____ Data provided
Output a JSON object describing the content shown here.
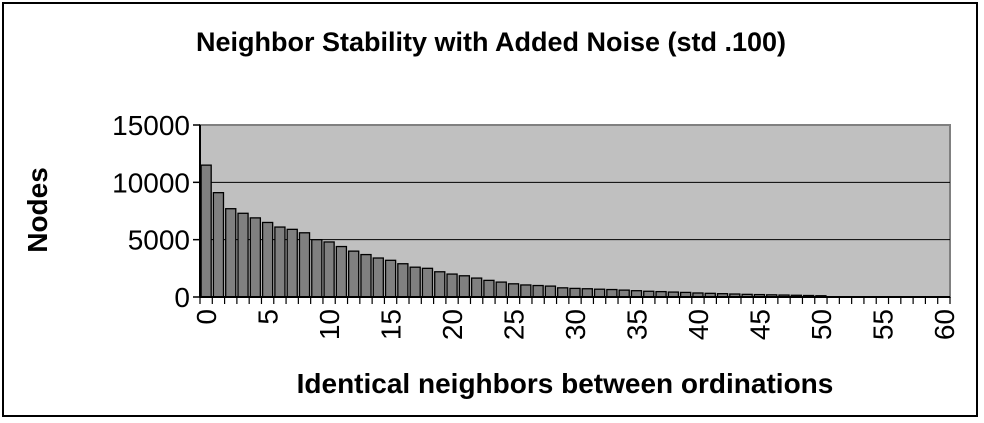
{
  "chart_data": {
    "type": "bar",
    "title": "Neighbor Stability with Added Noise (std .100)",
    "xlabel": "Identical neighbors between ordinations",
    "ylabel": "Nodes",
    "ylim": [
      0,
      15000
    ],
    "yticks": [
      "0",
      "5000",
      "10000",
      "15000"
    ],
    "xticks": [
      "0",
      "5",
      "10",
      "15",
      "20",
      "25",
      "30",
      "35",
      "40",
      "45",
      "50",
      "55",
      "60"
    ],
    "grid": true,
    "legend": "none",
    "colors": {
      "bar": "#808080",
      "plot_bg": "#c0c0c0",
      "plot_border": "#808080"
    },
    "x": [
      0,
      1,
      2,
      3,
      4,
      5,
      6,
      7,
      8,
      9,
      10,
      11,
      12,
      13,
      14,
      15,
      16,
      17,
      18,
      19,
      20,
      21,
      22,
      23,
      24,
      25,
      26,
      27,
      28,
      29,
      30,
      31,
      32,
      33,
      34,
      35,
      36,
      37,
      38,
      39,
      40,
      41,
      42,
      43,
      44,
      45,
      46,
      47,
      48,
      49,
      50,
      51,
      52,
      53,
      54,
      55,
      56,
      57,
      58,
      59,
      60
    ],
    "values": [
      11500,
      9100,
      7700,
      7300,
      6900,
      6500,
      6100,
      5900,
      5600,
      5000,
      4800,
      4400,
      4000,
      3700,
      3400,
      3200,
      2900,
      2600,
      2500,
      2200,
      2000,
      1850,
      1650,
      1450,
      1300,
      1150,
      1050,
      1000,
      950,
      800,
      750,
      720,
      680,
      650,
      600,
      550,
      500,
      470,
      430,
      400,
      350,
      320,
      290,
      260,
      230,
      210,
      190,
      170,
      150,
      130,
      110,
      0,
      0,
      0,
      0,
      0,
      0,
      0,
      0,
      0,
      0
    ]
  }
}
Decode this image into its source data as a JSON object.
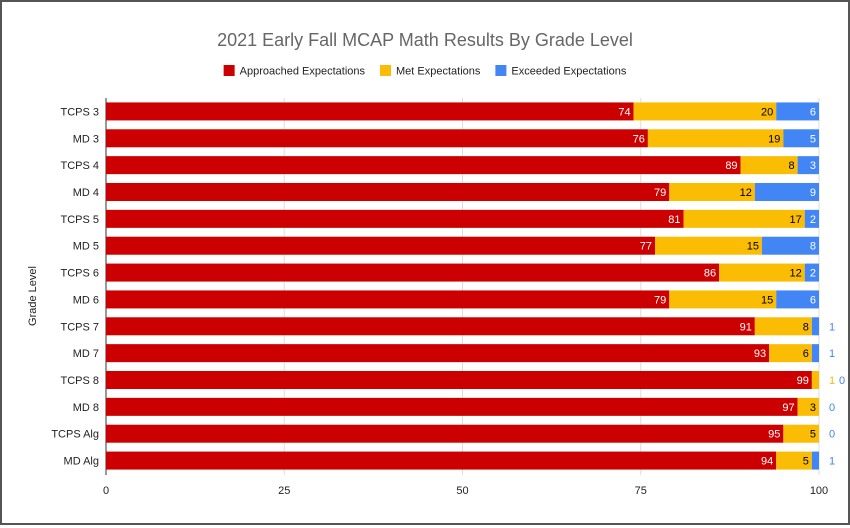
________
Instruction:
Extract all the data above exactly, excluding every picture.

Completed exercise:
Output a JSON object describing the content shown here.
{
  "chart_data": {
    "type": "bar",
    "title": "Neighbor Stability with Added Noise (std .100)",
    "xlabel": "Identical neighbors between ordinations",
    "ylabel": "Nodes",
    "ylim": [
      0,
      15000
    ],
    "yticks": [
      "0",
      "5000",
      "10000",
      "15000"
    ],
    "xticks": [
      "0",
      "5",
      "10",
      "15",
      "20",
      "25",
      "30",
      "35",
      "40",
      "45",
      "50",
      "55",
      "60"
    ],
    "grid": true,
    "legend": "none",
    "colors": {
      "bar": "#808080",
      "plot_bg": "#c0c0c0",
      "plot_border": "#808080"
    },
    "x": [
      0,
      1,
      2,
      3,
      4,
      5,
      6,
      7,
      8,
      9,
      10,
      11,
      12,
      13,
      14,
      15,
      16,
      17,
      18,
      19,
      20,
      21,
      22,
      23,
      24,
      25,
      26,
      27,
      28,
      29,
      30,
      31,
      32,
      33,
      34,
      35,
      36,
      37,
      38,
      39,
      40,
      41,
      42,
      43,
      44,
      45,
      46,
      47,
      48,
      49,
      50,
      51,
      52,
      53,
      54,
      55,
      56,
      57,
      58,
      59,
      60
    ],
    "values": [
      11500,
      9100,
      7700,
      7300,
      6900,
      6500,
      6100,
      5900,
      5600,
      5000,
      4800,
      4400,
      4000,
      3700,
      3400,
      3200,
      2900,
      2600,
      2500,
      2200,
      2000,
      1850,
      1650,
      1450,
      1300,
      1150,
      1050,
      1000,
      950,
      800,
      750,
      720,
      680,
      650,
      600,
      550,
      500,
      470,
      430,
      400,
      350,
      320,
      290,
      260,
      230,
      210,
      190,
      170,
      150,
      130,
      110,
      0,
      0,
      0,
      0,
      0,
      0,
      0,
      0,
      0,
      0
    ]
  }
}
Decode this image into its source data as a JSON object.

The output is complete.